-- begin --

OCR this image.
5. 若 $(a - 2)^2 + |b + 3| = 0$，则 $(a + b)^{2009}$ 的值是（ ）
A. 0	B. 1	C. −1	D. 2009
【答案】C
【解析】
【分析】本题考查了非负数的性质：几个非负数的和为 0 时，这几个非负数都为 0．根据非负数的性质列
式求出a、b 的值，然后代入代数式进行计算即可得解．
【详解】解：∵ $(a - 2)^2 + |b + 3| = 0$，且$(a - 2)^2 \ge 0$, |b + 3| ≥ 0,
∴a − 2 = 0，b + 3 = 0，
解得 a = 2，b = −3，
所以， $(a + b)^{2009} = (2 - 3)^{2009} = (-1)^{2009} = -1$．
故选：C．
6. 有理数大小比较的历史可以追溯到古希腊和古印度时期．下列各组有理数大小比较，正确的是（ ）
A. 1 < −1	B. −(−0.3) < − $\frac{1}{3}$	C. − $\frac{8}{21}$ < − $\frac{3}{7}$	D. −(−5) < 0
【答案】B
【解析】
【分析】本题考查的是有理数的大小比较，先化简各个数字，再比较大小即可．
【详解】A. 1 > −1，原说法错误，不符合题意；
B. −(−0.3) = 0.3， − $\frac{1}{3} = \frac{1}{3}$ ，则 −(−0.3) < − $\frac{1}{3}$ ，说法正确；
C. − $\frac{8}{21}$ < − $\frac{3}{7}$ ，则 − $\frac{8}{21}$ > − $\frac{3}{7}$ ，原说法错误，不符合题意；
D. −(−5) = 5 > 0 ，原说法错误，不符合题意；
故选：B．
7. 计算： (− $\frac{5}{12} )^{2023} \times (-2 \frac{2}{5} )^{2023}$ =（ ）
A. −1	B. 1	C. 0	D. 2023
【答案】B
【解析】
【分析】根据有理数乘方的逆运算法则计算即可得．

-- end --

• AIM
Find each line that has the word "原说法错误", then copy it out.

• RESULT OF THIS TASK
【详解】A. 1 > −1，原说法错误，不符合题意；
C. − $\frac{8}{21}$ < − $\frac{3}{7}$ ，则 − $\frac{8}{21}$ > − $\frac{3}{7}$ ，原说法错误，不符合题意；
D. −(−5) = 5 > 0 ，原说法错误，不符合题意；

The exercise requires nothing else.